## start

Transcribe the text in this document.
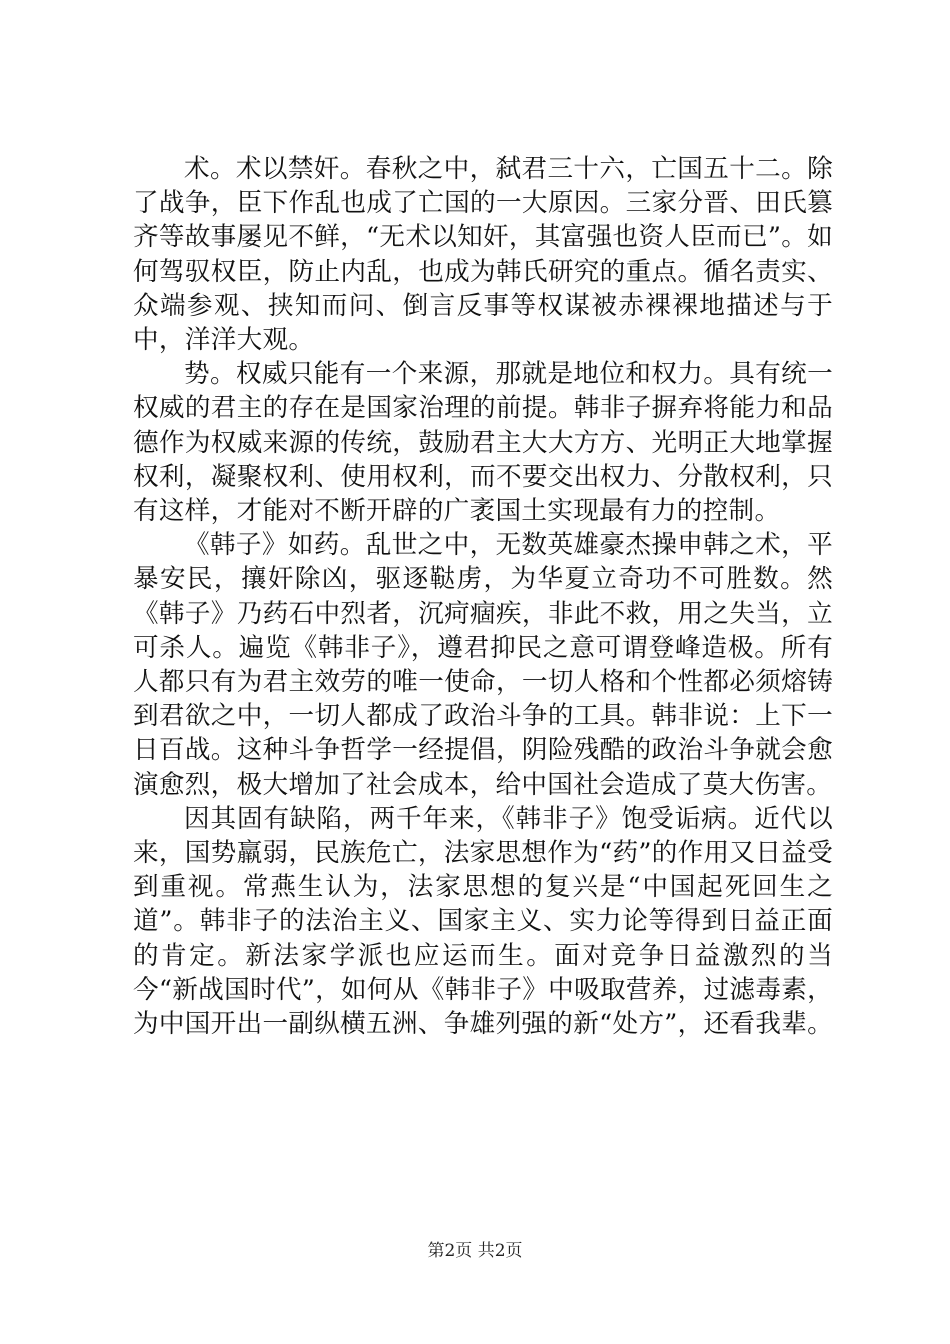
术。术以禁奸。春秋之中，弑君三十六，亡国五十二。除了战争，臣下作乱也成了亡国的一大原因。三家分晋、田氏篡齐等故事屡见不鲜，“无术以知奸，其富强也资人臣而已”。如何驾驭权臣，防止内乱，也成为韩氏研究的重点。循名责实、众端参观、挟知而问、倒言反事等权谋被赤裸裸地描述与于中，洋洋大观。

势。权威只能有一个来源，那就是地位和权力。具有统一权威的君主的存在是国家治理的前提。韩非子摒弃将能力和品德作为权威来源的传统，鼓励君主大大方方、光明正大地掌握权利，凝聚权利、使用权利，而不要交出权力、分散权利，只有这样，才能对不断开辟的广袤国土实现最有力的控制。

《韩子》如药。乱世之中，无数英雄豪杰操申韩之术，平暴安民，攘奸除凶，驱逐鞑虏，为华夏立奇功不可胜数。然《韩子》乃药石中烈者，沉疴痼疾，非此不救，用之失当，立可杀人。遍览《韩非子》，遵君抑民之意可谓登峰造极。所有人都只有为君主效劳的唯一使命，一切人格和个性都必须熔铸到君欲之中，一切人都成了政治斗争的工具。韩非说：上下一日百战。这种斗争哲学一经提倡，阴险残酷的政治斗争就会愈演愈烈，极大增加了社会成本，给中国社会造成了莫大伤害。

因其固有缺陷，两千年来，《韩非子》饱受诟病。近代以来，国势羸弱，民族危亡，法家思想作为“药”的作用又日益受到重视。常燕生认为，法家思想的复兴是“中国起死回生之道”。韩非子的法治主义、国家主义、实力论等得到日益正面的肯定。新法家学派也应运而生。面对竞争日益激烈的当今“新战国时代”，如何从《韩非子》中吸取营养，过滤毒素，为中国开出一副纵横五洲、争雄列强的新“处方”，还看我辈。

第2页 共2页
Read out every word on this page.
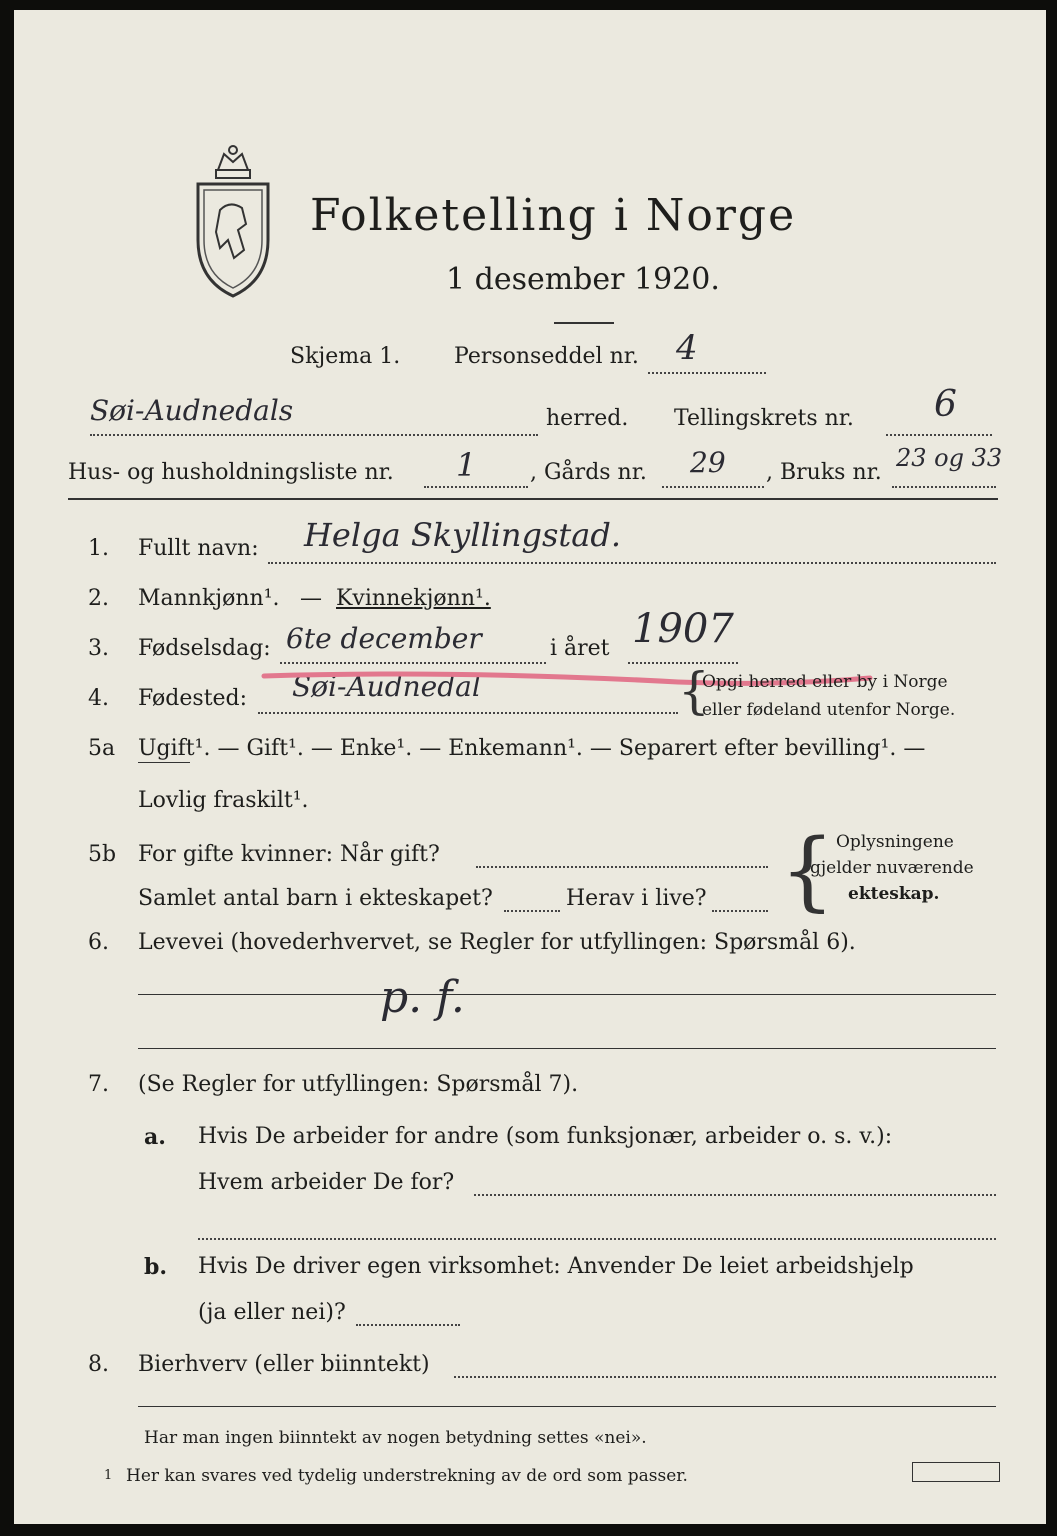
Folketelling i Norge
1 desember 1920.
Skjema 1. Personseddel nr. 4
Søi-Audnedals	herred. Tellingskrets nr. 6
Hus- og husholdningsliste nr. 1 , Gårds nr. 29 , Bruks nr.
23 og 33
1. Fullt navn: Helga Skyllingstad.
2. Mannkjønn¹. — Kvinnekjønn¹.
3. Fødselsdag: 6te december	i året 1907
4. Fødested: Søi-Audnedal	{
Opgi herred eller by i Norge
eller fødeland utenfor Norge.
5a Ugift¹. — Gift¹. — Enke¹. — Enkemann¹. — Separert efter bevilling¹. —
Lovlig fraskilt¹.
5b For gifte kvinner: Når gift?
Samlet antal barn i ekteskapet?	Herav i live? { Oplysningene
gjelder nuværende
ekteskap.
6. Levevei (hovederhvervet, se Regler for utfyllingen: Spørsmål 6).
p. f.
7. (Se Regler for utfyllingen: Spørsmål 7).
a. Hvis De arbeider for andre (som funksjonær, arbeider o. s. v.):
Hvem arbeider De for?
b. Hvis De driver egen virksomhet: Anvender De leiet arbeidshjelp
(ja eller nei)?
8. Bierhverv (eller biinntekt)
Har man ingen biinntekt av nogen betydning settes «nei».
1 Her kan svares ved tydelig understrekning av de ord som passer.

## end

Using the material above, return every line exactly as it appears, minus the pictures.

Transcribe the text in this document.
术。术以禁奸。春秋之中，弑君三十六，亡国五十二。除了战争，臣下作乱也成了亡国的一大原因。三家分晋、田氏篡齐等故事屡见不鲜，“无术以知奸，其富强也资人臣而已”。如何驾驭权臣，防止内乱，也成为韩氏研究的重点。循名责实、众端参观、挟知而问、倒言反事等权谋被赤裸裸地描述与于中，洋洋大观。

势。权威只能有一个来源，那就是地位和权力。具有统一权威的君主的存在是国家治理的前提。韩非子摒弃将能力和品德作为权威来源的传统，鼓励君主大大方方、光明正大地掌握权利，凝聚权利、使用权利，而不要交出权力、分散权利，只有这样，才能对不断开辟的广袤国土实现最有力的控制。

《韩子》如药。乱世之中，无数英雄豪杰操申韩之术，平暴安民，攘奸除凶，驱逐鞑虏，为华夏立奇功不可胜数。然《韩子》乃药石中烈者，沉疴痼疾，非此不救，用之失当，立可杀人。遍览《韩非子》，遵君抑民之意可谓登峰造极。所有人都只有为君主效劳的唯一使命，一切人格和个性都必须熔铸到君欲之中，一切人都成了政治斗争的工具。韩非说：上下一日百战。这种斗争哲学一经提倡，阴险残酷的政治斗争就会愈演愈烈，极大增加了社会成本，给中国社会造成了莫大伤害。

因其固有缺陷，两千年来，《韩非子》饱受诟病。近代以来，国势羸弱，民族危亡，法家思想作为“药”的作用又日益受到重视。常燕生认为，法家思想的复兴是“中国起死回生之道”。韩非子的法治主义、国家主义、实力论等得到日益正面的肯定。新法家学派也应运而生。面对竞争日益激烈的当今“新战国时代”，如何从《韩非子》中吸取营养，过滤毒素，为中国开出一副纵横五洲、争雄列强的新“处方”，还看我辈。

第2页 共2页
Read out every word on this page.
Folketelling i Norge
1 desember 1920.
Skjema 1. Personseddel nr. 4
Søi-Audnedals	herred. Tellingskrets nr. 6
Hus- og husholdningsliste nr. 1 , Gårds nr. 29 , Bruks nr.
23 og 33
1. Fullt navn: Helga Skyllingstad.
2. Mannkjønn¹. — Kvinnekjønn¹.
3. Fødselsdag: 6te december	i året 1907
4. Fødested: Søi-Audnedal	{
Opgi herred eller by i Norge
eller fødeland utenfor Norge.
5a Ugift¹. — Gift¹. — Enke¹. — Enkemann¹. — Separert efter bevilling¹. —
Lovlig fraskilt¹.
5b For gifte kvinner: Når gift?
Samlet antal barn i ekteskapet?	Herav i live? { Oplysningene
gjelder nuværende
ekteskap.
6. Levevei (hovederhvervet, se Regler for utfyllingen: Spørsmål 6).
p. f.
7. (Se Regler for utfyllingen: Spørsmål 7).
a. Hvis De arbeider for andre (som funksjonær, arbeider o. s. v.):
Hvem arbeider De for?
b. Hvis De driver egen virksomhet: Anvender De leiet arbeidshjelp
(ja eller nei)?
8. Bierhverv (eller biinntekt)
Har man ingen biinntekt av nogen betydning settes «nei».
1 Her kan svares ved tydelig understrekning av de ord som passer.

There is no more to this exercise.